Task brief
Restate each of the lines below word for word and drop every picture.

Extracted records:
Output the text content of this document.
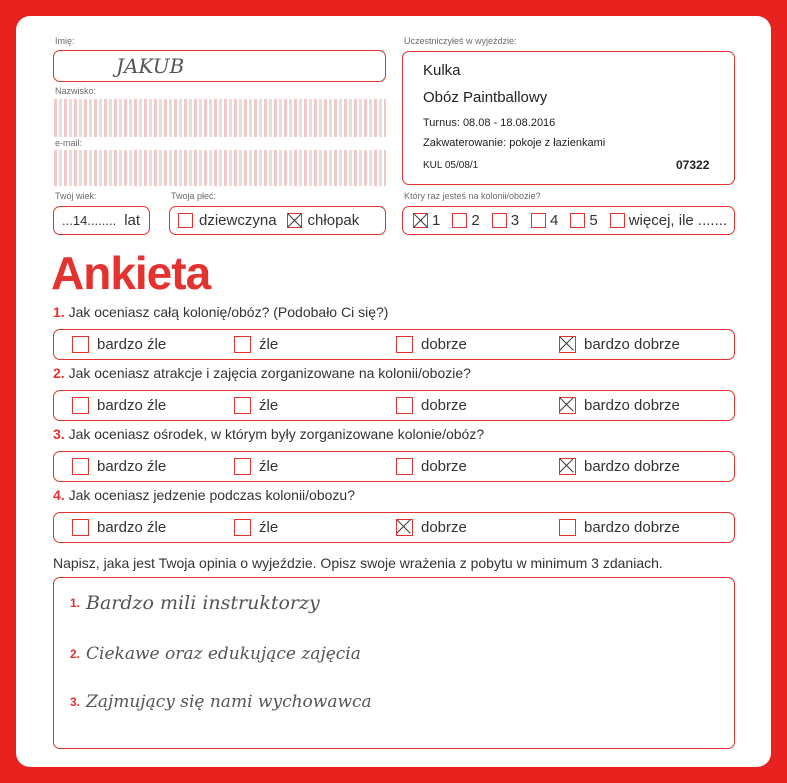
Imię:
JAKUB
Nazwisko:
e-mail:
Twój wiek:
...14........ lat
Twoja płeć:
dziewczyna chłopak
Uczestniczyłeś w wyjeździe:
Kulka
Obóz Paintballowy
Turnus: 08.08 - 18.08.2016
Zakwaterowanie: pokoje z łazienkami
KUL 05/08/1	07322
Który raz jesteś na kolonii/obozie?
1 2 3 4 5 więcej, ile .......
Ankieta
1. Jak oceniasz całą kolonię/obóz? (Podobało Ci się?)
bardzo źle	źle	dobrze	bardzo dobrze
2. Jak oceniasz atrakcje i zajęcia zorganizowane na kolonii/obozie?
bardzo źle	źle	dobrze	bardzo dobrze
3. Jak oceniasz ośrodek, w którym były zorganizowane kolonie/obóz?
bardzo źle	źle	dobrze	bardzo dobrze
4. Jak oceniasz jedzenie podczas kolonii/obozu?
bardzo źle	źle	dobrze	bardzo dobrze
Napisz, jaka jest Twoja opinia o wyjeździe. Opisz swoje wrażenia z pobytu w minimum 3 zdaniach.
1. Bardzo mili instruktorzy
2. Ciekawe oraz edukujące zajęcia
3. Zajmujący się nami wychowawca
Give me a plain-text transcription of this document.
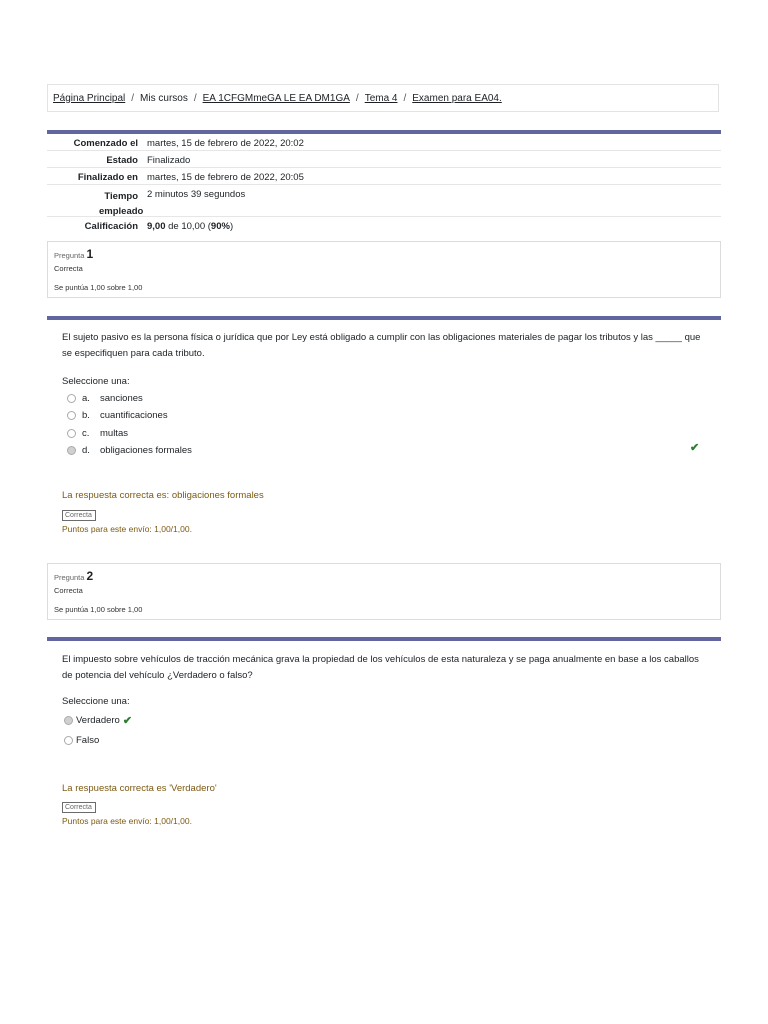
Página Principal / Mis cursos / EA 1CFGMmeGA LE EA DM1GA / Tema 4 / Examen para EA04.
Comenzado el martes, 15 de febrero de 2022, 20:02
Estado Finalizado
Finalizado en martes, 15 de febrero de 2022, 20:05
Tiempo empleado
2 minutos 39 segundos
Calificación 9,00 de 10,00 (90%)
Pregunta 1
Correcta
Se puntúa 1,00 sobre 1,00
El sujeto pasivo es la persona física o jurídica que por Ley está obligado a cumplir con las obligaciones materiales de pagar los tributos y las _____ que se especifiquen para cada tributo.
Seleccione una:
a.	sanciones
b.	cuantificaciones
c.	multas
d.	obligaciones formales	✔
La respuesta correcta es: obligaciones formales
Correcta
Puntos para este envío: 1,00/1,00.
Pregunta 2
Correcta
Se puntúa 1,00 sobre 1,00
El impuesto sobre vehículos de tracción mecánica grava la propiedad de los vehículos de esta naturaleza y se paga anualmente en base a los caballos de potencia del vehículo ¿Verdadero o falso?
Seleccione una:
Verdadero ✔
Falso
La respuesta correcta es 'Verdadero'
Correcta
Puntos para este envío: 1,00/1,00.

Solution to the problem
Output the text content of this document.
Imię:
JAKUB
Nazwisko:
e-mail:
Twój wiek:
...14........ lat
Twoja płeć:
dziewczyna chłopak
Uczestniczyłeś w wyjeździe:
Kulka
Obóz Paintballowy
Turnus: 08.08 - 18.08.2016
Zakwaterowanie: pokoje z łazienkami
KUL 05/08/1	07322
Który raz jesteś na kolonii/obozie?
1 2 3 4 5 więcej, ile .......
Ankieta
1. Jak oceniasz całą kolonię/obóz? (Podobało Ci się?)
bardzo źle	źle	dobrze	bardzo dobrze
2. Jak oceniasz atrakcje i zajęcia zorganizowane na kolonii/obozie?
bardzo źle	źle	dobrze	bardzo dobrze
3. Jak oceniasz ośrodek, w którym były zorganizowane kolonie/obóz?
bardzo źle	źle	dobrze	bardzo dobrze
4. Jak oceniasz jedzenie podczas kolonii/obozu?
bardzo źle	źle	dobrze	bardzo dobrze
Napisz, jaka jest Twoja opinia o wyjeździe. Opisz swoje wrażenia z pobytu w minimum 3 zdaniach.
1. Bardzo mili instruktorzy
2. Ciekawe oraz edukujące zajęcia
3. Zajmujący się nami wychowawca
Give me a plain-text transcription of this document.
Página Principal / Mis cursos / EA 1CFGMmeGA LE EA DM1GA / Tema 4 / Examen para EA04.
Comenzado el martes, 15 de febrero de 2022, 20:02
Estado Finalizado
Finalizado en martes, 15 de febrero de 2022, 20:05
Tiempo empleado
2 minutos 39 segundos
Calificación 9,00 de 10,00 (90%)
Pregunta 1
Correcta
Se puntúa 1,00 sobre 1,00
El sujeto pasivo es la persona física o jurídica que por Ley está obligado a cumplir con las obligaciones materiales de pagar los tributos y las _____ que se especifiquen para cada tributo.
Seleccione una:
a.	sanciones
b.	cuantificaciones
c.	multas
d.	obligaciones formales	✔
La respuesta correcta es: obligaciones formales
Correcta
Puntos para este envío: 1,00/1,00.
Pregunta 2
Correcta
Se puntúa 1,00 sobre 1,00
El impuesto sobre vehículos de tracción mecánica grava la propiedad de los vehículos de esta naturaleza y se paga anualmente en base a los caballos de potencia del vehículo ¿Verdadero o falso?
Seleccione una:
Verdadero ✔
Falso
La respuesta correcta es 'Verdadero'
Correcta
Puntos para este envío: 1,00/1,00.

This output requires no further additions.